What to work on
Filter this material down to the lines that hold "弯头或弯管", copying each one.

Supplied material
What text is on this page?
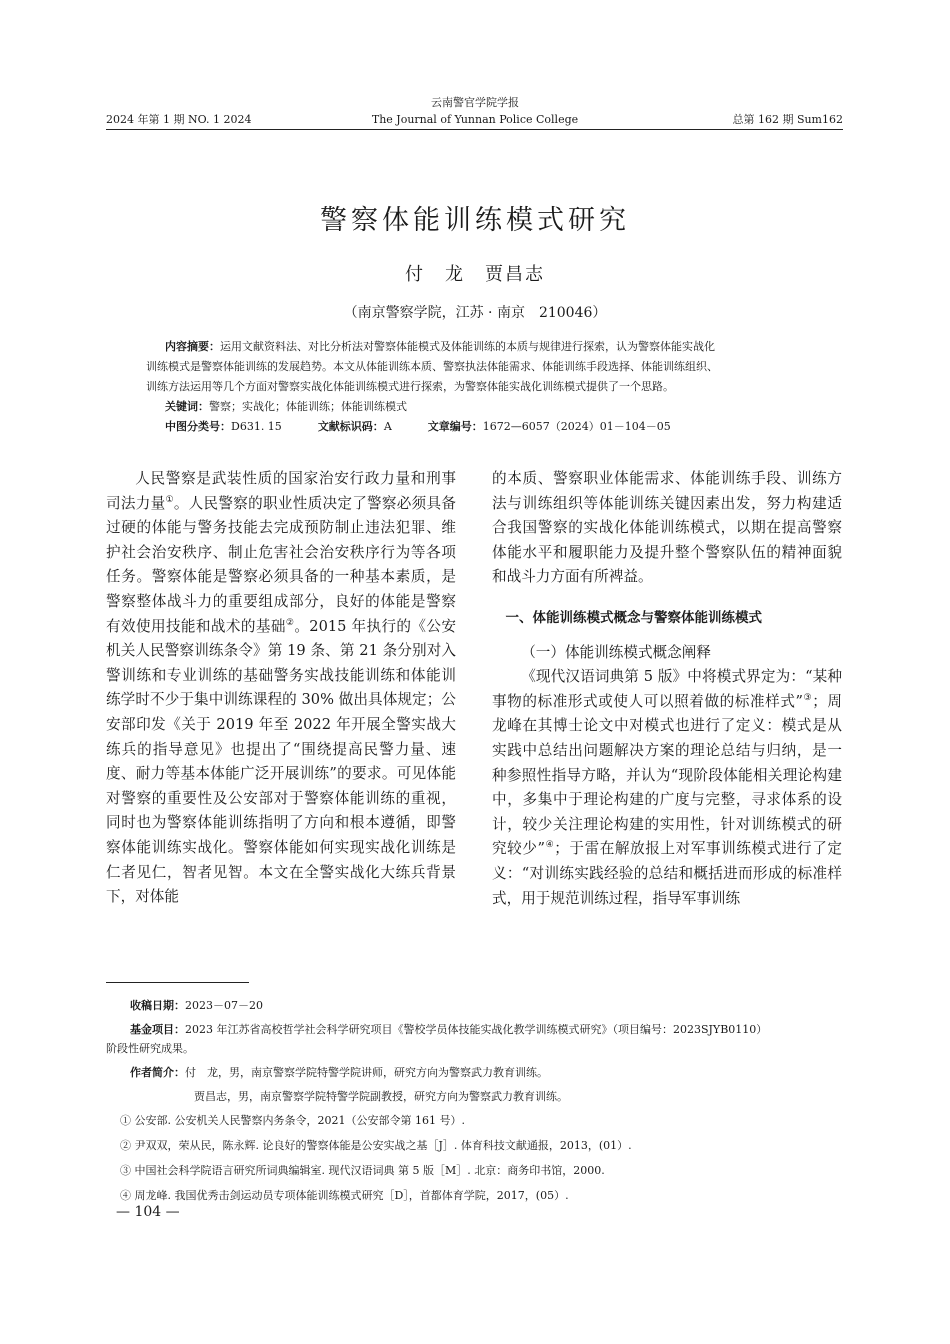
2024 年第 1 期 NO. 1 2024
云南警官学院学报
The Journal of Yunnan Police College	总第 162 期 Sum162
警察体能训练模式研究
付　龙　贾昌志
（南京警察学院，江苏 · 南京　210046）

内容摘要：运用文献资料法、对比分析法对警察体能模式及体能训练的本质与规律进行探索，认为警察体能实战化

训练模式是警察体能训练的发展趋势。本文从体能训练本质、警察执法体能需求、体能训练手段选择、体能训练组织、

训练方法运用等几个方面对警察实战化体能训练模式进行探索，为警察体能实战化训练模式提供了一个思路。

关键词：警察；实战化；体能训练；体能训练模式

中图分类号：D631. 15	文献标识码：A	文章编号：1672—6057（2024）01－104－05

人民警察是武装性质的国家治安行政力量和刑事司法力量①。人民警察的职业性质决定了警察必须具备过硬的体能与警务技能去完成预防制止违法犯罪、维护社会治安秩序、制止危害社会治安秩序行为等各项任务。警察体能是警察必须具备的一种基本素质，是警察整体战斗力的重要组成部分，良好的体能是警察有效使用技能和战术的基础②。2015 年执行的《公安机关人民警察训练条令》第 19 条、第 21 条分别对入警训练和专业训练的基础警务实战技能训练和体能训练学时不少于集中训练课程的 30% 做出具体规定；公安部印发《关于 2019 年至 2022 年开展全警实战大练兵的指导意见》也提出了“围绕提高民警力量、速度、耐力等基本体能广泛开展训练”的要求。可见体能对警察的重要性及公安部对于警察体能训练的重视，同时也为警察体能训练指明了方向和根本遵循，即警察体能训练实战化。警察体能如何实现实战化训练是仁者见仁，智者见智。本文在全警实战化大练兵背景下，对体能

的本质、警察职业体能需求、体能训练手段、训练方法与训练组织等体能训练关键因素出发，努力构建适合我国警察的实战化体能训练模式，以期在提高警察体能水平和履职能力及提升整个警察队伍的精神面貌和战斗力方面有所裨益。

一、体能训练模式概念与警察体能训练模式

（一）体能训练模式概念阐释

《现代汉语词典第 5 版》中将模式界定为：“某种事物的标准形式或使人可以照着做的标准样式”③；周龙峰在其博士论文中对模式也进行了定义：模式是从实践中总结出问题解决方案的理论总结与归纳，是一种参照性指导方略，并认为“现阶段体能相关理论构建中，多集中于理论构建的广度与完整，寻求体系的设计，较少关注理论构建的实用性，针对训练模式的研究较少”④；于雷在解放报上对军事训练模式进行了定义：“对训练实践经验的总结和概括进而形成的标准样式，用于规范训练过程，指导军事训练

收稿日期：2023－07－20

基金项目：2023 年江苏省高校哲学社会科学研究项目《警校学员体技能实战化教学训练模式研究》（项目编号：2023SJYB0110）
阶段性研究成果。

作者简介：付　龙，男，南京警察学院特警学院讲师，研究方向为警察武力教育训练。

贾昌志，男，南京警察学院特警学院副教授，研究方向为警察武力教育训练。

① 公安部. 公安机关人民警察内务条令，2021（公安部令第 161 号）.

② 尹双双，荣从民，陈永辉. 论良好的警察体能是公安实战之基［J］. 体育科技文献通报，2013，(01）.

③ 中国社会科学院语言研究所词典编辑室. 现代汉语词典 第 5 版［M］. 北京：商务印书馆，2000.

④ 周龙峰. 我国优秀击剑运动员专项体能训练模式研究［D］，首都体育学院，2017，(05）.

— 104 —
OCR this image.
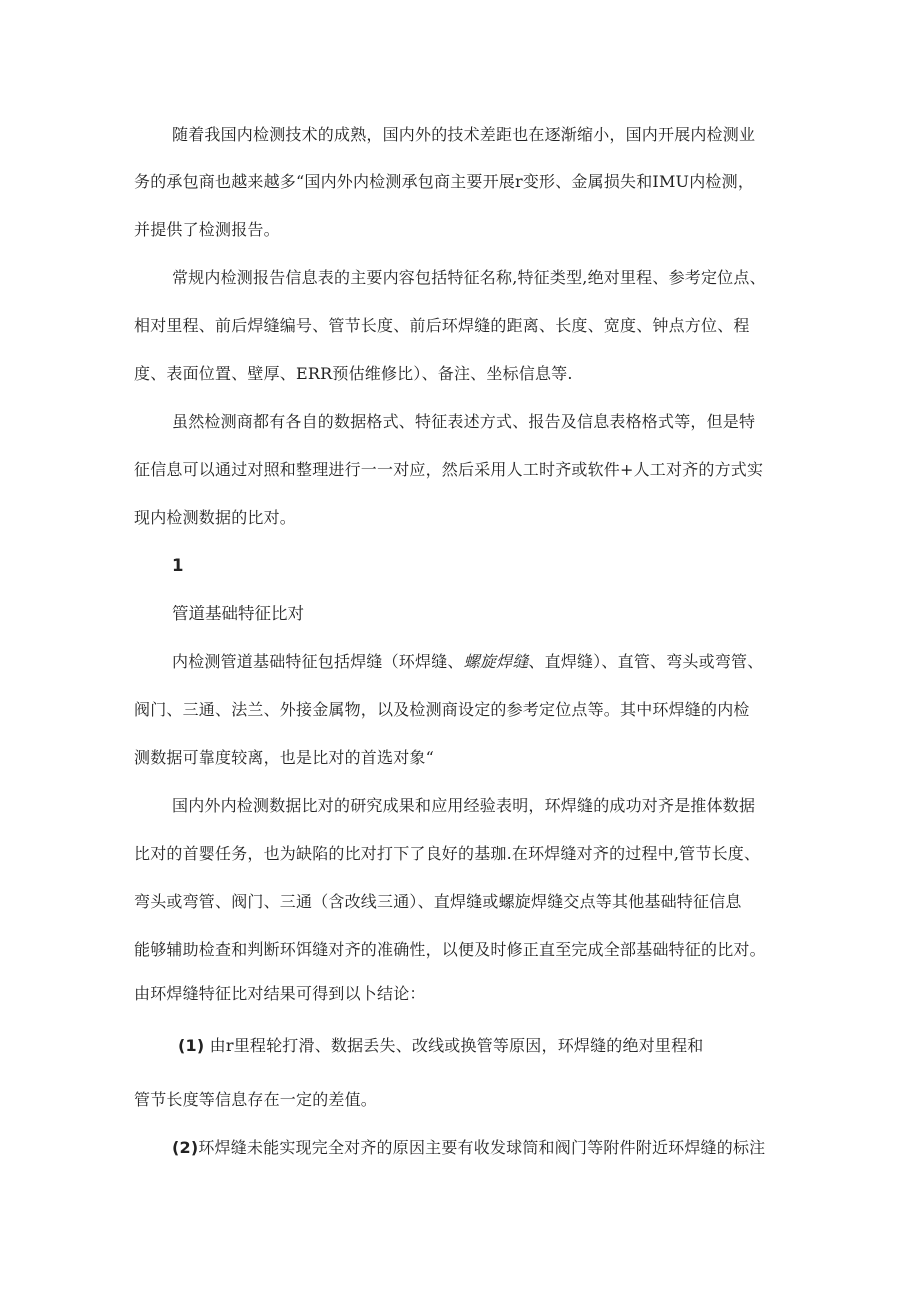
随着我国内检测技术的成熟，国内外的技术差距也在逐渐缩小，国内开展内检测业
务的承包商也越来越多“国内外内检测承包商主要开展r变形、金属损失和IMU内检测，
并提供了检测报告。
常规内检测报告信息表的主要内容包括特征名称,特征类型,绝对里程、参考定位点、
相对里程、前后焊缝编号、管节长度、前后环焊缝的距离、长度、宽度、钟点方位、程
度、表面位置、壁厚、ERR预估维修比）、备注、坐标信息等.
虽然检测商都有各自的数据格式、特征表述方式、报告及信息表格格式等，但是特
征信息可以通过对照和整理进行一一对应，然后采用人工时齐或软件+人工对齐的方式实
现内检测数据的比对。
1
管道基础特征比对
内检测管道基础特征包括焊缝（环焊缝、螺旋焊缝、直焊缝）、直管、弯头或弯管、
阀门、三通、法兰、外接金属物，以及检测商设定的参考定位点等。其中环焊缝的内检
测数据可靠度较离，也是比对的首选对象“
国内外内检测数据比对的研究成果和应用经验表明，环焊缝的成功对齐是推体数据
比对的首婴任务，也为缺陷的比对打下了良好的基珈.在环焊缝对齐的过程中,管节长度、
弯头或弯管、阀门、三通（含改线三通）、直焊缝或螺旋焊缝交点等其他基础特征信息
能够辅助检查和判断环饵缝对齐的准确性，以便及时修正直至完成全部基础特征的比对。
由环焊缝特征比对结果可得到以卜结论：
(1) 由r里程轮打滑、数据丢失、改线或换管等原因，环焊缝的绝对里程和
管节长度等信息存在一定的差值。
(2)环焊缝未能实现完全对齐的原因主要有收发球筒和阀门等附件附近环焊缝的标注
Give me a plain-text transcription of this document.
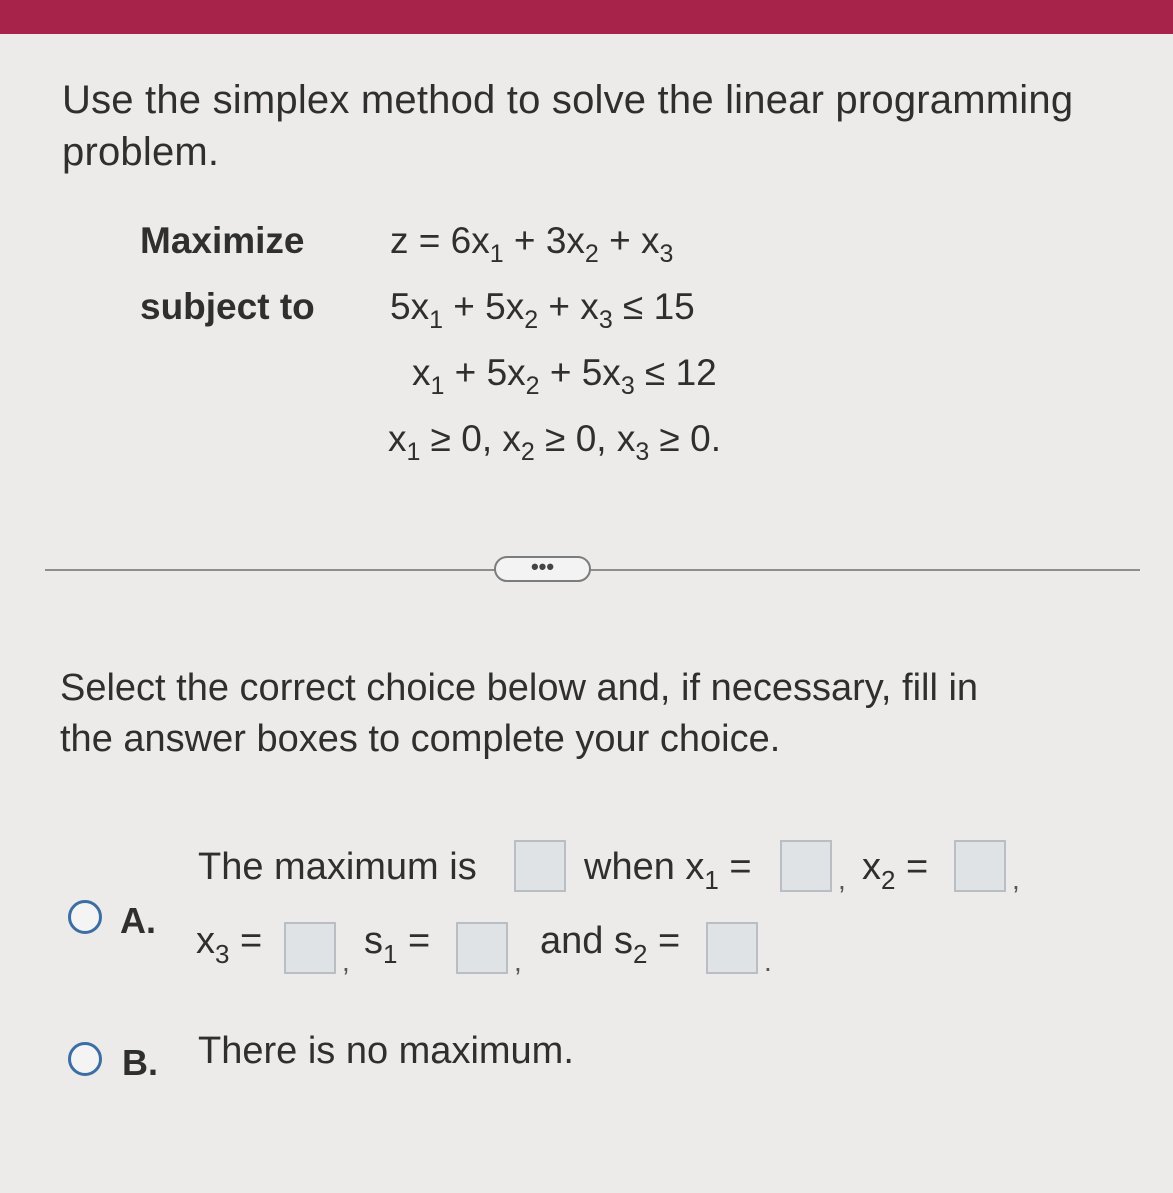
Use the simplex method to solve the linear programming
problem.
Maximize
subject to
$z = 6x_1 + 3x_2 + x_3$
$5x_1 + 5x_2 + x_3 \le 15$
$x_1 + 5x_2 + 5x_3 \le 12$
$x_1 \ge 0$, $x_2 \ge 0$, $x_3 \ge 0$.
•••
Select the correct choice below and, if necessary, fill in
the answer boxes to complete your choice.
A.
The maximum is	when $x_1$ =	, $x_2$ =	,
$x_3$ =	, $s_1$ =	, and $s_2$ =	.
B. There is no maximum.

Exercise result
内检测管道基础特征包括焊缝（环焊缝、螺旋焊缝、直焊缝）、直管、弯头或弯管、
弯头或弯管、阀门、三通（含改线三通）、直焊缝或螺旋焊缝交点等其他基础特征信息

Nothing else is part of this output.